Given task: Copy the lines holding the word "type", all of them.

(Figure record extracts)
--- Start ---
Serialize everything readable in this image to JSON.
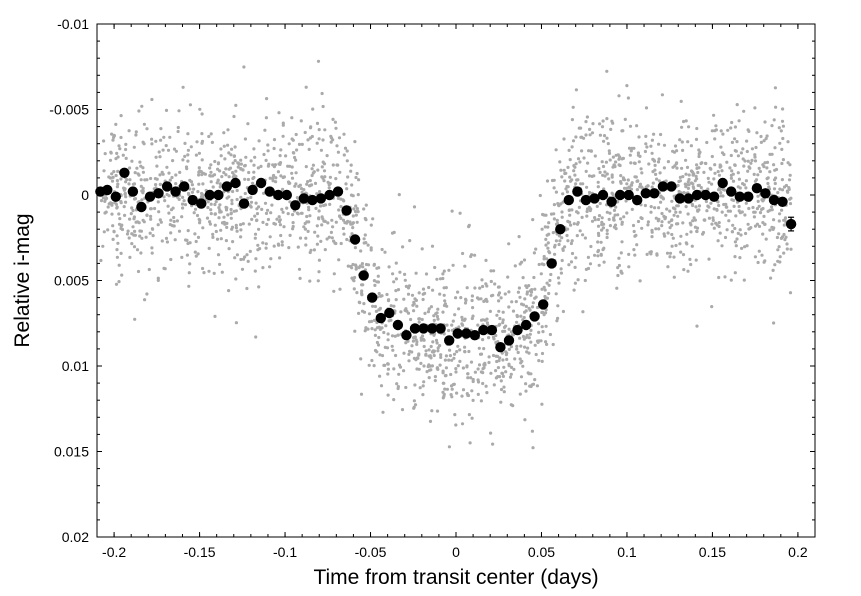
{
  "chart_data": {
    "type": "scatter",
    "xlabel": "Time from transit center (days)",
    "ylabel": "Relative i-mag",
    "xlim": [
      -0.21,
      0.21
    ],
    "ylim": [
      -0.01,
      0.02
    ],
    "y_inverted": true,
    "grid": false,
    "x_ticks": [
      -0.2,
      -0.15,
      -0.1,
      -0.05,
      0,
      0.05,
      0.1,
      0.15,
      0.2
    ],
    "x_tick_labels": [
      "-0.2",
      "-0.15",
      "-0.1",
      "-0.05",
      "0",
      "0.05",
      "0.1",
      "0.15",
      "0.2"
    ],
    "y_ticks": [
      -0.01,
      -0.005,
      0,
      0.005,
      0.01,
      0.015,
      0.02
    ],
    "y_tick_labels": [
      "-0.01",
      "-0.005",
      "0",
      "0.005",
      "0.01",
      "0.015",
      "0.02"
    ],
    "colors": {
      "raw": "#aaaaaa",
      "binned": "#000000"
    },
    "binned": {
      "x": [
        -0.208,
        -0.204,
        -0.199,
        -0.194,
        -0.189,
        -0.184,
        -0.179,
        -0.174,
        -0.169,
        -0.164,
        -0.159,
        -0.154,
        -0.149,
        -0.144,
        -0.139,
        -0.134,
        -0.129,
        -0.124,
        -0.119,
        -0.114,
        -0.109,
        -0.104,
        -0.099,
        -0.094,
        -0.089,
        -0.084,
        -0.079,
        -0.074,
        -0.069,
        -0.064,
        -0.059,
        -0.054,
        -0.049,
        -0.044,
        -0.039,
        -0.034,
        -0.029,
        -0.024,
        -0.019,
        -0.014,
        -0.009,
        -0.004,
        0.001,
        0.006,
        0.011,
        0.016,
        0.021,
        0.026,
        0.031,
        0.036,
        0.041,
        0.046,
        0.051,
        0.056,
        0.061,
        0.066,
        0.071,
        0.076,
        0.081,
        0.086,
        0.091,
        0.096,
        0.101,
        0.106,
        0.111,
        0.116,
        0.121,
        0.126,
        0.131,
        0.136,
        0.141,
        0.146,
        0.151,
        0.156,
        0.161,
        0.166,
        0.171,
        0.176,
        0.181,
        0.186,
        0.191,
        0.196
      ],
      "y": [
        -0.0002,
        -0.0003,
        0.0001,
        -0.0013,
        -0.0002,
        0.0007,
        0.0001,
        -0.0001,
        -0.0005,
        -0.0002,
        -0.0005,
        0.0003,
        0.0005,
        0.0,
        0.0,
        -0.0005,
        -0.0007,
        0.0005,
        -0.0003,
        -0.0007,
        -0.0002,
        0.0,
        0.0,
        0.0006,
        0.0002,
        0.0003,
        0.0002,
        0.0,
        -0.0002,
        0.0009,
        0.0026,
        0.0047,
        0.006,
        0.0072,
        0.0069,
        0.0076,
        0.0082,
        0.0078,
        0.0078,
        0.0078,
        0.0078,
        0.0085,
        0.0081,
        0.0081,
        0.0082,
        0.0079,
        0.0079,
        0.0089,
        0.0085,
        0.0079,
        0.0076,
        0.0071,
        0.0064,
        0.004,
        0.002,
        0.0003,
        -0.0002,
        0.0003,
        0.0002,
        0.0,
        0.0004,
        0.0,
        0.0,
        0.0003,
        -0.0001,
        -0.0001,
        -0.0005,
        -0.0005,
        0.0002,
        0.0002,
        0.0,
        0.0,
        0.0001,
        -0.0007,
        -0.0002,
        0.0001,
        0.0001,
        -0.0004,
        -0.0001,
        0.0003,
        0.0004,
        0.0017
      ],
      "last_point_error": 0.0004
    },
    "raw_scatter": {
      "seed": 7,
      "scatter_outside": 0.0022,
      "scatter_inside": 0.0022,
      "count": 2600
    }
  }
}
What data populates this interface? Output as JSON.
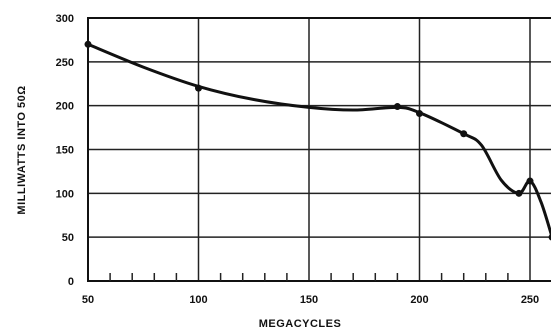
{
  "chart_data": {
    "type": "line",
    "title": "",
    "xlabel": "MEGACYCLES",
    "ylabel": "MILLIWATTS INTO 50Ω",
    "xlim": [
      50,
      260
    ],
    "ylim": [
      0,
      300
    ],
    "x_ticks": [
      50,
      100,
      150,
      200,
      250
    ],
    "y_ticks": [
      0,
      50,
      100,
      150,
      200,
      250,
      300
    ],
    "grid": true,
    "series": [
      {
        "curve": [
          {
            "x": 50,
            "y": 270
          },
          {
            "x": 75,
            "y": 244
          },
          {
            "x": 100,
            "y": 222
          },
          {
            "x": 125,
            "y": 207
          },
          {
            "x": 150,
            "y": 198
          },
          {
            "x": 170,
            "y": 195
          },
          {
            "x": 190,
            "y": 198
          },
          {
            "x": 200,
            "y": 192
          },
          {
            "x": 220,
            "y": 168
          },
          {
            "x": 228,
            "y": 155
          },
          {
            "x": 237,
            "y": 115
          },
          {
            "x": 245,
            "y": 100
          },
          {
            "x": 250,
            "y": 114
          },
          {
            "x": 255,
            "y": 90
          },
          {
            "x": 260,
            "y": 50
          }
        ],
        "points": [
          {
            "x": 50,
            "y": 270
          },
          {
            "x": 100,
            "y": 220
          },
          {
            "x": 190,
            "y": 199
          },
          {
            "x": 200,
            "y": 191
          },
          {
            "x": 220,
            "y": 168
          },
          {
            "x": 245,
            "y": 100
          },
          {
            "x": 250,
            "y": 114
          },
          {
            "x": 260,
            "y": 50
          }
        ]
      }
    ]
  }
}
--- End ---
--- Start ---
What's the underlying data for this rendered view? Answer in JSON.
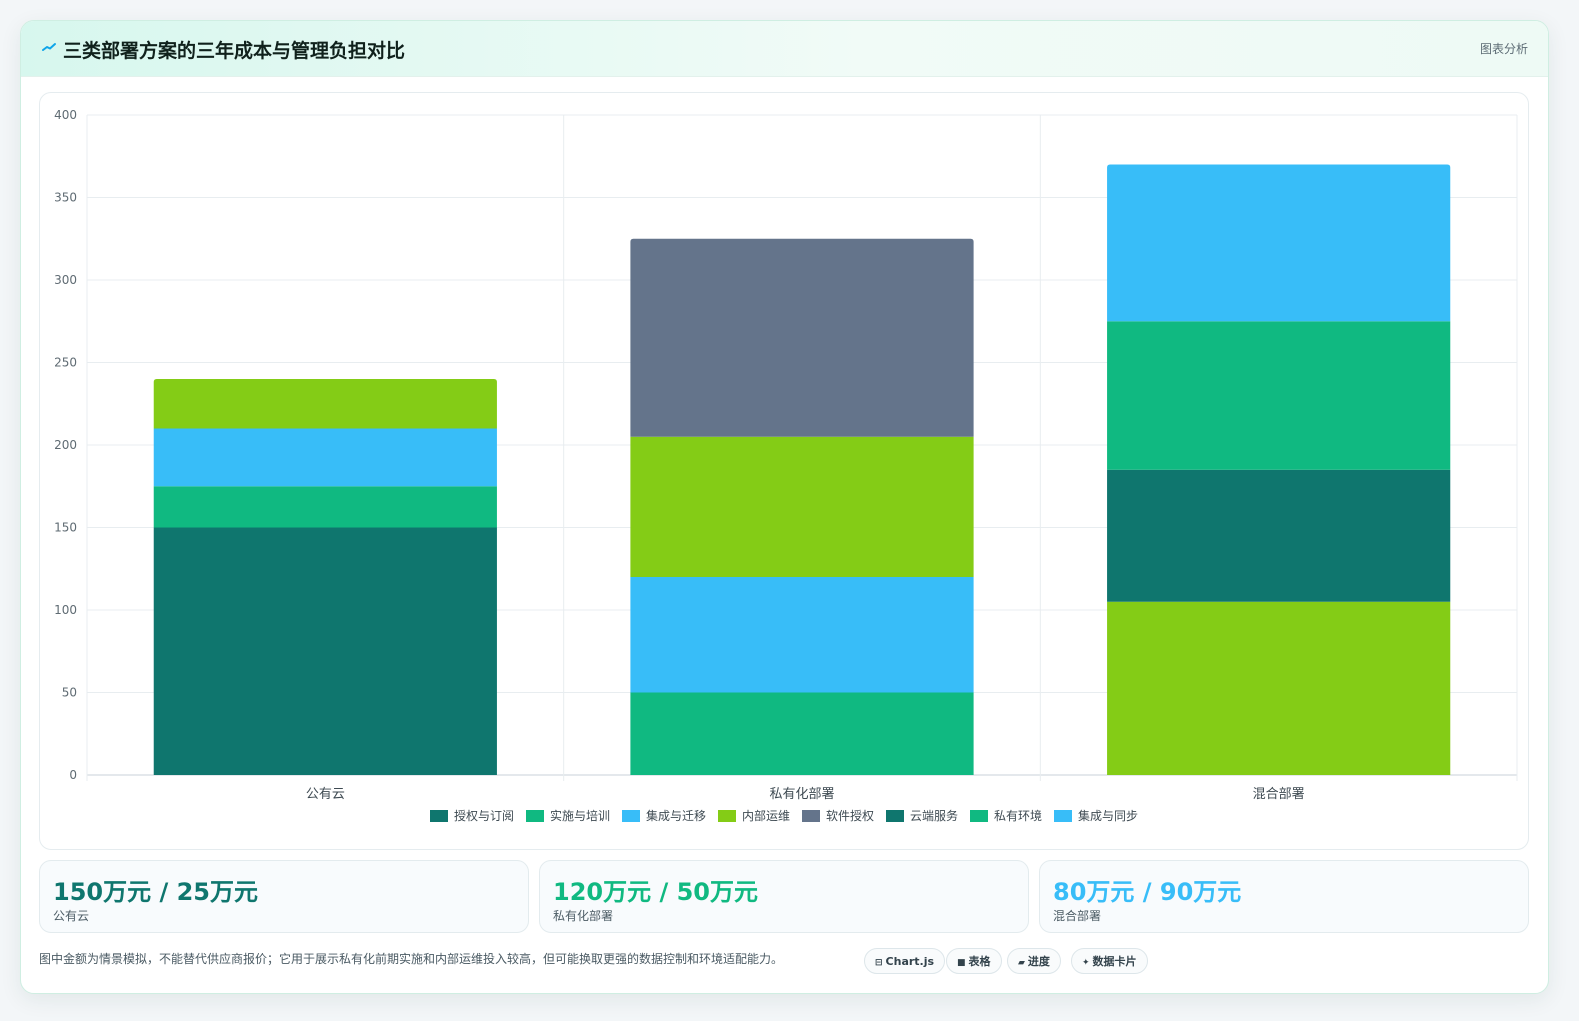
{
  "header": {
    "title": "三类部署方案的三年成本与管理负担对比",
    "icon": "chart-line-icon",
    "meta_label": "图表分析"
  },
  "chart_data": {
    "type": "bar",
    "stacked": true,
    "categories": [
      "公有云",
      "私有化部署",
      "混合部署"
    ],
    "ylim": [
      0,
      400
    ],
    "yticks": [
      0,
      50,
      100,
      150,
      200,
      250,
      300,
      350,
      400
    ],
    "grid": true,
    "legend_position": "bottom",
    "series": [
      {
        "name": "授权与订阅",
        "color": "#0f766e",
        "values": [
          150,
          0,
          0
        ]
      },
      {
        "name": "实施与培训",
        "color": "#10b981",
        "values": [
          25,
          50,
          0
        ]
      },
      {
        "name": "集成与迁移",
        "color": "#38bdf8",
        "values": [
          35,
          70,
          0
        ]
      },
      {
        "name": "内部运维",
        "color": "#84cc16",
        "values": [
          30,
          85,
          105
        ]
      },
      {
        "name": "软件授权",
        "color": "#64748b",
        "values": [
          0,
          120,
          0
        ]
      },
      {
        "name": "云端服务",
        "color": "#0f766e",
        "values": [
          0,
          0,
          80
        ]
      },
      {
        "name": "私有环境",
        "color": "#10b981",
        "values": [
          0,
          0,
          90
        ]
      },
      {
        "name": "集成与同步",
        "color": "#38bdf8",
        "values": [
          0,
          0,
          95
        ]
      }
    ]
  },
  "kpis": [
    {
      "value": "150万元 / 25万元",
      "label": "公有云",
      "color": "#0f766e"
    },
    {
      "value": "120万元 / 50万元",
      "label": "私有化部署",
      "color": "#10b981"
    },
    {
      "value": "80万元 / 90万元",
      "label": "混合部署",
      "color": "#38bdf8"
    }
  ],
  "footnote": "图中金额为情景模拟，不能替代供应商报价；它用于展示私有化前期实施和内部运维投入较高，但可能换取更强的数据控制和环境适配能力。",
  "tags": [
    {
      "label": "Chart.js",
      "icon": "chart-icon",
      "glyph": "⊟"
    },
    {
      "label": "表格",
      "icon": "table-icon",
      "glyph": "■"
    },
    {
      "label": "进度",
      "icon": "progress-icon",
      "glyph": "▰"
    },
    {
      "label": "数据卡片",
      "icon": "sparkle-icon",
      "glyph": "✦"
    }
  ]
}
--- End ---
--- Start ---
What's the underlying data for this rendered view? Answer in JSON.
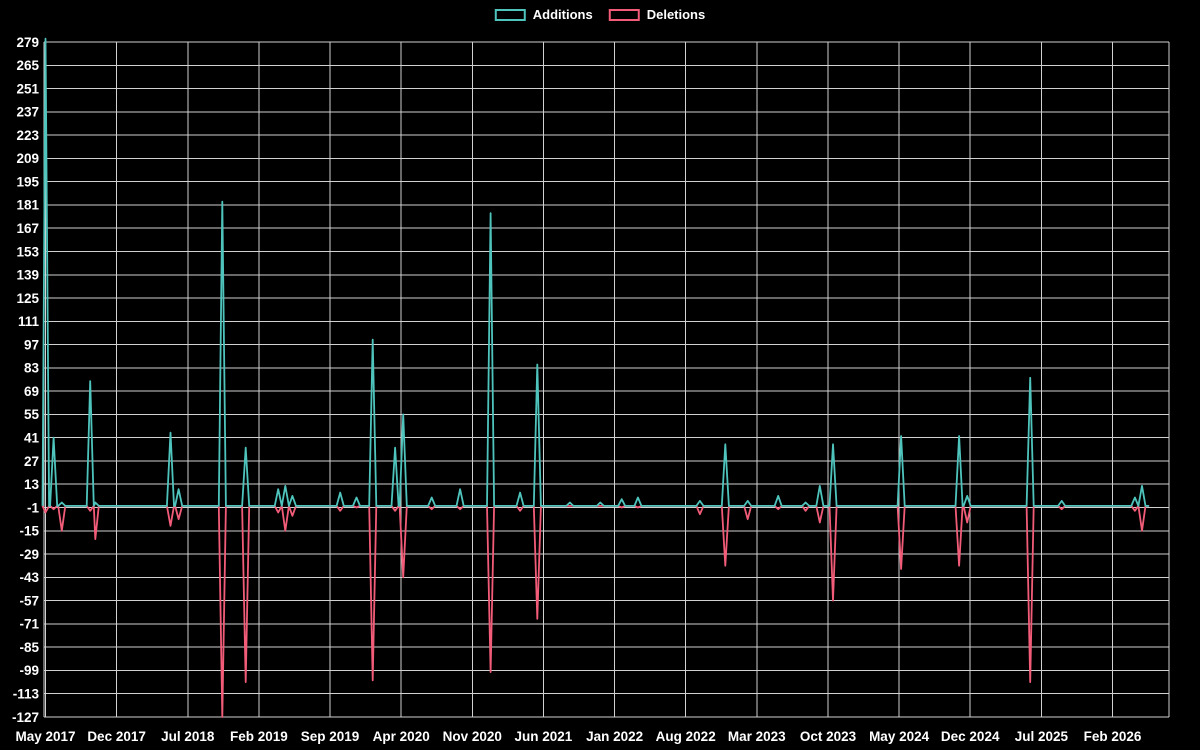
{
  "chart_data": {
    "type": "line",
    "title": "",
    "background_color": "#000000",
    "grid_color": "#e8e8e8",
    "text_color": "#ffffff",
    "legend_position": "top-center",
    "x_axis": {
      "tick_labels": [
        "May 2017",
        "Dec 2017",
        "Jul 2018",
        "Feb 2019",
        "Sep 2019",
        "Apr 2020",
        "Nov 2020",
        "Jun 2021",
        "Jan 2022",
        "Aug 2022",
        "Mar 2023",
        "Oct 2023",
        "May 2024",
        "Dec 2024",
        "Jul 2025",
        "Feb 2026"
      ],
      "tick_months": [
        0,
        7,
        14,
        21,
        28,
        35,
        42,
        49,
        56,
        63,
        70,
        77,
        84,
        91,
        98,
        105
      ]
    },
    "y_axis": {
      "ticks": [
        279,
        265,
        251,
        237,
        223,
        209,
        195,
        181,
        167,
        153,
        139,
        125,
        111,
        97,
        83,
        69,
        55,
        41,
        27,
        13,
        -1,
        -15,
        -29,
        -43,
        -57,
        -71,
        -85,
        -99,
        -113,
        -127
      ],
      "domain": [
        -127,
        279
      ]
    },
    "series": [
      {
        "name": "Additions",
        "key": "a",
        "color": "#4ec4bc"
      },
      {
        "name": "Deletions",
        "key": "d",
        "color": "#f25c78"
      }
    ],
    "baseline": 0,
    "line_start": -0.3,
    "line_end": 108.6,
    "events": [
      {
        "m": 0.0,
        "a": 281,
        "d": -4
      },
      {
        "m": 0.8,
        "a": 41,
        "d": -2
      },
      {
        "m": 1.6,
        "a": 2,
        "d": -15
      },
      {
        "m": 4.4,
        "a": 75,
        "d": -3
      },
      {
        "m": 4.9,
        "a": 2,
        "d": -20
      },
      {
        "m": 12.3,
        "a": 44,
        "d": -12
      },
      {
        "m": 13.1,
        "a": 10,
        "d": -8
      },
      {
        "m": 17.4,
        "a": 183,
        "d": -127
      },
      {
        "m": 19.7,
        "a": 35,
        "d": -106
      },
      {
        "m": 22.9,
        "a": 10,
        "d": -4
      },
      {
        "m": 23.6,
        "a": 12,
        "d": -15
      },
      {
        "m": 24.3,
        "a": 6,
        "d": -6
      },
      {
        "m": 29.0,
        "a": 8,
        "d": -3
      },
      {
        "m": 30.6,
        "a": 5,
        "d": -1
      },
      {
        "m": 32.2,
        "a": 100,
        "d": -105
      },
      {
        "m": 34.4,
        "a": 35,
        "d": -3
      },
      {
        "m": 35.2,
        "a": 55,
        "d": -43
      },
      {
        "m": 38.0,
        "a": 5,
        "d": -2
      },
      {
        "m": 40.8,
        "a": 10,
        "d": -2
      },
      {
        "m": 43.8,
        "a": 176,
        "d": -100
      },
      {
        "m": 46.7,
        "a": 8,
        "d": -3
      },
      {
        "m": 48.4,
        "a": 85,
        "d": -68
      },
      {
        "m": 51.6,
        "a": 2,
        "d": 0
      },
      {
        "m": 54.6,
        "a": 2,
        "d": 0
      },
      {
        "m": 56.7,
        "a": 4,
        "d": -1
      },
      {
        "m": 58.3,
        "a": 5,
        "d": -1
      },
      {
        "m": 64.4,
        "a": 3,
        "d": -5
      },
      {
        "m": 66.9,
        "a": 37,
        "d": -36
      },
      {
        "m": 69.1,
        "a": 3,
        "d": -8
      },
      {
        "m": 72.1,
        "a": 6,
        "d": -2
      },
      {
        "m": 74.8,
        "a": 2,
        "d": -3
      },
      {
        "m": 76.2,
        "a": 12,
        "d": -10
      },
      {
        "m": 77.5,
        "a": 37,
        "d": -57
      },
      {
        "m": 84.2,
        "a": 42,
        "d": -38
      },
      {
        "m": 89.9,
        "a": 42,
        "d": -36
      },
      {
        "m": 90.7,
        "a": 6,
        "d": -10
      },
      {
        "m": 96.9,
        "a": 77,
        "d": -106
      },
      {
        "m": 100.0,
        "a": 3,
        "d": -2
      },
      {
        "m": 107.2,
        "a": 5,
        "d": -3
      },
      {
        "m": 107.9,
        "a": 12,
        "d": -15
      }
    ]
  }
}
--- End ---
Output of the exercise:
    "type": "scatter",
    "type": "line",
    "type": "bar",
    "type": "line",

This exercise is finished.